Written instruction: Exactly reproduce the lines beginning with the line that includes "Read all visible content and emit it as JSON." and ending with the last line of the data.

Records from a data source:
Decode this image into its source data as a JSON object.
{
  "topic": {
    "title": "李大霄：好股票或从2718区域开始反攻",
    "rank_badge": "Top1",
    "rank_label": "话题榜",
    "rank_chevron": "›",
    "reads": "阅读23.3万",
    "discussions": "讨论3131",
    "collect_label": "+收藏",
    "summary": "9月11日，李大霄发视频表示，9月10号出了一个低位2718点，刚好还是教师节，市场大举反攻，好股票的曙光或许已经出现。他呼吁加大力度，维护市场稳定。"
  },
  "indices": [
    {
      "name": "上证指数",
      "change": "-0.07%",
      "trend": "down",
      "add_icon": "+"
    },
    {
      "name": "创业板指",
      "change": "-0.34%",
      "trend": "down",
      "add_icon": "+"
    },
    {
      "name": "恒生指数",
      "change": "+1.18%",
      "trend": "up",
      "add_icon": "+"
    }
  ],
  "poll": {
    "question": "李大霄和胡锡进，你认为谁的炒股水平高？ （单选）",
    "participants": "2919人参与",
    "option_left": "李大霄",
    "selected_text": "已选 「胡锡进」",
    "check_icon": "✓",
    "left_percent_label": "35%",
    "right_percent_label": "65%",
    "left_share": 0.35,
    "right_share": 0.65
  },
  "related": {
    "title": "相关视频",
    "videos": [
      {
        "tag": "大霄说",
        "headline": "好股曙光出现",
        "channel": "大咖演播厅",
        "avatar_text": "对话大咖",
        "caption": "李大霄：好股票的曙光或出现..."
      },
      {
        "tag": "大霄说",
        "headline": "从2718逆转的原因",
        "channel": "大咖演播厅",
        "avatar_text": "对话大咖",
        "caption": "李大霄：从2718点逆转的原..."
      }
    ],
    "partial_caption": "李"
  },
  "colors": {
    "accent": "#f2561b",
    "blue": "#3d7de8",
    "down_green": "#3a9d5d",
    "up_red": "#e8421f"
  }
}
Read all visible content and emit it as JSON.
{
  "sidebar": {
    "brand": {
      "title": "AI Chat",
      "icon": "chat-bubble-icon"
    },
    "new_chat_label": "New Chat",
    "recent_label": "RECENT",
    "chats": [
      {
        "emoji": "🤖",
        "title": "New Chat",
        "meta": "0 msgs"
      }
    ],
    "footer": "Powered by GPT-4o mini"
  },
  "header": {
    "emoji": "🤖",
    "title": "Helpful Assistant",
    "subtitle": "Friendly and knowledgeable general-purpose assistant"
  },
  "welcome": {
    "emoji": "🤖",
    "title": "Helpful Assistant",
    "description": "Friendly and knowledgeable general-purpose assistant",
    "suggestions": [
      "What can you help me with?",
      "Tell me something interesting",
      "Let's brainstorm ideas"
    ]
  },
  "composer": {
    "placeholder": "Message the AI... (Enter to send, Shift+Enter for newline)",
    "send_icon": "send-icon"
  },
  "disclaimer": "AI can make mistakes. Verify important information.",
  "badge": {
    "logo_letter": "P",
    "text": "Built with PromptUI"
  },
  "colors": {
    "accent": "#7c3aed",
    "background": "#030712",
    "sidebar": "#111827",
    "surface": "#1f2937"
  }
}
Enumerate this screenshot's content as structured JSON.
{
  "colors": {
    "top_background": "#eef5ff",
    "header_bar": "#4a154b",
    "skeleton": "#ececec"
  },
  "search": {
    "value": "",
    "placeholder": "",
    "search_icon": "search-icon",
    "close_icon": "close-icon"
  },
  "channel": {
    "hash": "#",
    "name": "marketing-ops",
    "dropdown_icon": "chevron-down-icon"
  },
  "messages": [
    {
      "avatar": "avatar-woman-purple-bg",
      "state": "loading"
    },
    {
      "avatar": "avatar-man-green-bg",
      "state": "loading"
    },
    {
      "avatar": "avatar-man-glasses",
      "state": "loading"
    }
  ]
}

Result for this exercise:
Read all visible content and emit it as JSON.
{
  "sidebar": {
    "brand": {
      "title": "AI Chat",
      "icon": "chat-bubble-icon"
    },
    "new_chat_label": "New Chat",
    "recent_label": "RECENT",
    "chats": [
      {
        "emoji": "🤖",
        "title": "New Chat",
        "meta": "0 msgs"
      }
    ],
    "footer": "Powered by GPT-4o mini"
  },
  "header": {
    "emoji": "🤖",
    "title": "Helpful Assistant",
    "subtitle": "Friendly and knowledgeable general-purpose assistant"
  },
  "welcome": {
    "emoji": "🤖",
    "title": "Helpful Assistant",
    "description": "Friendly and knowledgeable general-purpose assistant",
    "suggestions": [
      "What can you help me with?",
      "Tell me something interesting",
      "Let's brainstorm ideas"
    ]
  },
  "composer": {
    "placeholder": "Message the AI... (Enter to send, Shift+Enter for newline)",
    "send_icon": "send-icon"
  },
  "disclaimer": "AI can make mistakes. Verify important information.",
  "badge": {
    "logo_letter": "P",
    "text": "Built with PromptUI"
  },
  "colors": {
    "accent": "#7c3aed",
    "background": "#030712",
    "sidebar": "#111827",
    "surface": "#1f2937"
  }
}
Enumerate this screenshot's content as structured JSON.
{
  "colors": {
    "top_background": "#eef5ff",
    "header_bar": "#4a154b",
    "skeleton": "#ececec"
  },
  "search": {
    "value": "",
    "placeholder": "",
    "search_icon": "search-icon",
    "close_icon": "close-icon"
  },
  "channel": {
    "hash": "#",
    "name": "marketing-ops",
    "dropdown_icon": "chevron-down-icon"
  },
  "messages": [
    {
      "avatar": "avatar-woman-purple-bg",
      "state": "loading"
    },
    {
      "avatar": "avatar-man-green-bg",
      "state": "loading"
    },
    {
      "avatar": "avatar-man-glasses",
      "state": "loading"
    }
  ]
}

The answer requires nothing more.